Stated problem =>
Transcribe the material verbatim in full; the pictures do not belong in the copy.

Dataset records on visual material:

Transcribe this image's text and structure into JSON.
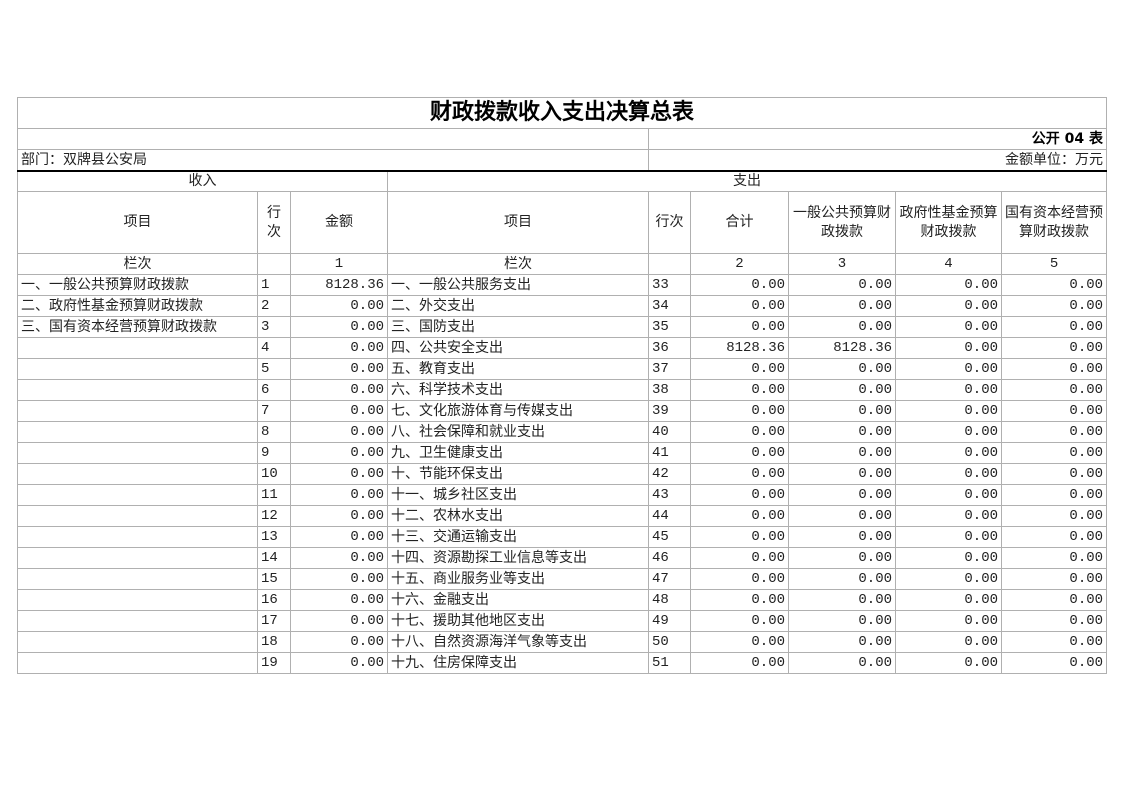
{
  "title": "财政拨款收入支出决算总表",
  "form_no": "公开 04 表",
  "department": "部门：双牌县公安局",
  "unit": "金额单位：万元",
  "income_header": "收入",
  "expense_header": "支出",
  "columns": {
    "income_item": "项目",
    "income_line": "行次",
    "income_amount": "金额",
    "expense_item": "项目",
    "expense_line": "行次",
    "total": "合计",
    "general": "一般公共预算财政拨款",
    "fund": "政府性基金预算财政拨款",
    "state": "国有资本经营预算财政拨款"
  },
  "col_index": {
    "income_label": "栏次",
    "c1": "1",
    "expense_label": "栏次",
    "c2": "2",
    "c3": "3",
    "c4": "4",
    "c5": "5"
  },
  "rows": [
    {
      "in_item": "一、一般公共预算财政拨款",
      "in_line": "1",
      "in_amt": "8128.36",
      "ex_item": "一、一般公共服务支出",
      "ex_line": "33",
      "total": "0.00",
      "general": "0.00",
      "fund": "0.00",
      "state": "0.00"
    },
    {
      "in_item": "二、政府性基金预算财政拨款",
      "in_line": "2",
      "in_amt": "0.00",
      "ex_item": "二、外交支出",
      "ex_line": "34",
      "total": "0.00",
      "general": "0.00",
      "fund": "0.00",
      "state": "0.00"
    },
    {
      "in_item": "三、国有资本经营预算财政拨款",
      "in_line": "3",
      "in_amt": "0.00",
      "ex_item": "三、国防支出",
      "ex_line": "35",
      "total": "0.00",
      "general": "0.00",
      "fund": "0.00",
      "state": "0.00"
    },
    {
      "in_item": "",
      "in_line": "4",
      "in_amt": "0.00",
      "ex_item": "四、公共安全支出",
      "ex_line": "36",
      "total": "8128.36",
      "general": "8128.36",
      "fund": "0.00",
      "state": "0.00"
    },
    {
      "in_item": "",
      "in_line": "5",
      "in_amt": "0.00",
      "ex_item": "五、教育支出",
      "ex_line": "37",
      "total": "0.00",
      "general": "0.00",
      "fund": "0.00",
      "state": "0.00"
    },
    {
      "in_item": "",
      "in_line": "6",
      "in_amt": "0.00",
      "ex_item": "六、科学技术支出",
      "ex_line": "38",
      "total": "0.00",
      "general": "0.00",
      "fund": "0.00",
      "state": "0.00"
    },
    {
      "in_item": "",
      "in_line": "7",
      "in_amt": "0.00",
      "ex_item": "七、文化旅游体育与传媒支出",
      "ex_line": "39",
      "total": "0.00",
      "general": "0.00",
      "fund": "0.00",
      "state": "0.00"
    },
    {
      "in_item": "",
      "in_line": "8",
      "in_amt": "0.00",
      "ex_item": "八、社会保障和就业支出",
      "ex_line": "40",
      "total": "0.00",
      "general": "0.00",
      "fund": "0.00",
      "state": "0.00"
    },
    {
      "in_item": "",
      "in_line": "9",
      "in_amt": "0.00",
      "ex_item": "九、卫生健康支出",
      "ex_line": "41",
      "total": "0.00",
      "general": "0.00",
      "fund": "0.00",
      "state": "0.00"
    },
    {
      "in_item": "",
      "in_line": "10",
      "in_amt": "0.00",
      "ex_item": "十、节能环保支出",
      "ex_line": "42",
      "total": "0.00",
      "general": "0.00",
      "fund": "0.00",
      "state": "0.00"
    },
    {
      "in_item": "",
      "in_line": "11",
      "in_amt": "0.00",
      "ex_item": "十一、城乡社区支出",
      "ex_line": "43",
      "total": "0.00",
      "general": "0.00",
      "fund": "0.00",
      "state": "0.00"
    },
    {
      "in_item": "",
      "in_line": "12",
      "in_amt": "0.00",
      "ex_item": "十二、农林水支出",
      "ex_line": "44",
      "total": "0.00",
      "general": "0.00",
      "fund": "0.00",
      "state": "0.00"
    },
    {
      "in_item": "",
      "in_line": "13",
      "in_amt": "0.00",
      "ex_item": "十三、交通运输支出",
      "ex_line": "45",
      "total": "0.00",
      "general": "0.00",
      "fund": "0.00",
      "state": "0.00"
    },
    {
      "in_item": "",
      "in_line": "14",
      "in_amt": "0.00",
      "ex_item": "十四、资源勘探工业信息等支出",
      "ex_line": "46",
      "total": "0.00",
      "general": "0.00",
      "fund": "0.00",
      "state": "0.00"
    },
    {
      "in_item": "",
      "in_line": "15",
      "in_amt": "0.00",
      "ex_item": "十五、商业服务业等支出",
      "ex_line": "47",
      "total": "0.00",
      "general": "0.00",
      "fund": "0.00",
      "state": "0.00"
    },
    {
      "in_item": "",
      "in_line": "16",
      "in_amt": "0.00",
      "ex_item": "十六、金融支出",
      "ex_line": "48",
      "total": "0.00",
      "general": "0.00",
      "fund": "0.00",
      "state": "0.00"
    },
    {
      "in_item": "",
      "in_line": "17",
      "in_amt": "0.00",
      "ex_item": "十七、援助其他地区支出",
      "ex_line": "49",
      "total": "0.00",
      "general": "0.00",
      "fund": "0.00",
      "state": "0.00"
    },
    {
      "in_item": "",
      "in_line": "18",
      "in_amt": "0.00",
      "ex_item": "十八、自然资源海洋气象等支出",
      "ex_line": "50",
      "total": "0.00",
      "general": "0.00",
      "fund": "0.00",
      "state": "0.00"
    },
    {
      "in_item": "",
      "in_line": "19",
      "in_amt": "0.00",
      "ex_item": "十九、住房保障支出",
      "ex_line": "51",
      "total": "0.00",
      "general": "0.00",
      "fund": "0.00",
      "state": "0.00"
    }
  ]
}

Task output =>
Transcribe this image's text and structure into JSON.
{
  "title": "财政拨款收入支出决算总表",
  "form_no": "公开 04 表",
  "department": "部门：双牌县公安局",
  "unit": "金额单位：万元",
  "income_header": "收入",
  "expense_header": "支出",
  "columns": {
    "income_item": "项目",
    "income_line": "行次",
    "income_amount": "金额",
    "expense_item": "项目",
    "expense_line": "行次",
    "total": "合计",
    "general": "一般公共预算财政拨款",
    "fund": "政府性基金预算财政拨款",
    "state": "国有资本经营预算财政拨款"
  },
  "col_index": {
    "income_label": "栏次",
    "c1": "1",
    "expense_label": "栏次",
    "c2": "2",
    "c3": "3",
    "c4": "4",
    "c5": "5"
  },
  "rows": [
    {
      "in_item": "一、一般公共预算财政拨款",
      "in_line": "1",
      "in_amt": "8128.36",
      "ex_item": "一、一般公共服务支出",
      "ex_line": "33",
      "total": "0.00",
      "general": "0.00",
      "fund": "0.00",
      "state": "0.00"
    },
    {
      "in_item": "二、政府性基金预算财政拨款",
      "in_line": "2",
      "in_amt": "0.00",
      "ex_item": "二、外交支出",
      "ex_line": "34",
      "total": "0.00",
      "general": "0.00",
      "fund": "0.00",
      "state": "0.00"
    },
    {
      "in_item": "三、国有资本经营预算财政拨款",
      "in_line": "3",
      "in_amt": "0.00",
      "ex_item": "三、国防支出",
      "ex_line": "35",
      "total": "0.00",
      "general": "0.00",
      "fund": "0.00",
      "state": "0.00"
    },
    {
      "in_item": "",
      "in_line": "4",
      "in_amt": "0.00",
      "ex_item": "四、公共安全支出",
      "ex_line": "36",
      "total": "8128.36",
      "general": "8128.36",
      "fund": "0.00",
      "state": "0.00"
    },
    {
      "in_item": "",
      "in_line": "5",
      "in_amt": "0.00",
      "ex_item": "五、教育支出",
      "ex_line": "37",
      "total": "0.00",
      "general": "0.00",
      "fund": "0.00",
      "state": "0.00"
    },
    {
      "in_item": "",
      "in_line": "6",
      "in_amt": "0.00",
      "ex_item": "六、科学技术支出",
      "ex_line": "38",
      "total": "0.00",
      "general": "0.00",
      "fund": "0.00",
      "state": "0.00"
    },
    {
      "in_item": "",
      "in_line": "7",
      "in_amt": "0.00",
      "ex_item": "七、文化旅游体育与传媒支出",
      "ex_line": "39",
      "total": "0.00",
      "general": "0.00",
      "fund": "0.00",
      "state": "0.00"
    },
    {
      "in_item": "",
      "in_line": "8",
      "in_amt": "0.00",
      "ex_item": "八、社会保障和就业支出",
      "ex_line": "40",
      "total": "0.00",
      "general": "0.00",
      "fund": "0.00",
      "state": "0.00"
    },
    {
      "in_item": "",
      "in_line": "9",
      "in_amt": "0.00",
      "ex_item": "九、卫生健康支出",
      "ex_line": "41",
      "total": "0.00",
      "general": "0.00",
      "fund": "0.00",
      "state": "0.00"
    },
    {
      "in_item": "",
      "in_line": "10",
      "in_amt": "0.00",
      "ex_item": "十、节能环保支出",
      "ex_line": "42",
      "total": "0.00",
      "general": "0.00",
      "fund": "0.00",
      "state": "0.00"
    },
    {
      "in_item": "",
      "in_line": "11",
      "in_amt": "0.00",
      "ex_item": "十一、城乡社区支出",
      "ex_line": "43",
      "total": "0.00",
      "general": "0.00",
      "fund": "0.00",
      "state": "0.00"
    },
    {
      "in_item": "",
      "in_line": "12",
      "in_amt": "0.00",
      "ex_item": "十二、农林水支出",
      "ex_line": "44",
      "total": "0.00",
      "general": "0.00",
      "fund": "0.00",
      "state": "0.00"
    },
    {
      "in_item": "",
      "in_line": "13",
      "in_amt": "0.00",
      "ex_item": "十三、交通运输支出",
      "ex_line": "45",
      "total": "0.00",
      "general": "0.00",
      "fund": "0.00",
      "state": "0.00"
    },
    {
      "in_item": "",
      "in_line": "14",
      "in_amt": "0.00",
      "ex_item": "十四、资源勘探工业信息等支出",
      "ex_line": "46",
      "total": "0.00",
      "general": "0.00",
      "fund": "0.00",
      "state": "0.00"
    },
    {
      "in_item": "",
      "in_line": "15",
      "in_amt": "0.00",
      "ex_item": "十五、商业服务业等支出",
      "ex_line": "47",
      "total": "0.00",
      "general": "0.00",
      "fund": "0.00",
      "state": "0.00"
    },
    {
      "in_item": "",
      "in_line": "16",
      "in_amt": "0.00",
      "ex_item": "十六、金融支出",
      "ex_line": "48",
      "total": "0.00",
      "general": "0.00",
      "fund": "0.00",
      "state": "0.00"
    },
    {
      "in_item": "",
      "in_line": "17",
      "in_amt": "0.00",
      "ex_item": "十七、援助其他地区支出",
      "ex_line": "49",
      "total": "0.00",
      "general": "0.00",
      "fund": "0.00",
      "state": "0.00"
    },
    {
      "in_item": "",
      "in_line": "18",
      "in_amt": "0.00",
      "ex_item": "十八、自然资源海洋气象等支出",
      "ex_line": "50",
      "total": "0.00",
      "general": "0.00",
      "fund": "0.00",
      "state": "0.00"
    },
    {
      "in_item": "",
      "in_line": "19",
      "in_amt": "0.00",
      "ex_item": "十九、住房保障支出",
      "ex_line": "51",
      "total": "0.00",
      "general": "0.00",
      "fund": "0.00",
      "state": "0.00"
    }
  ]
}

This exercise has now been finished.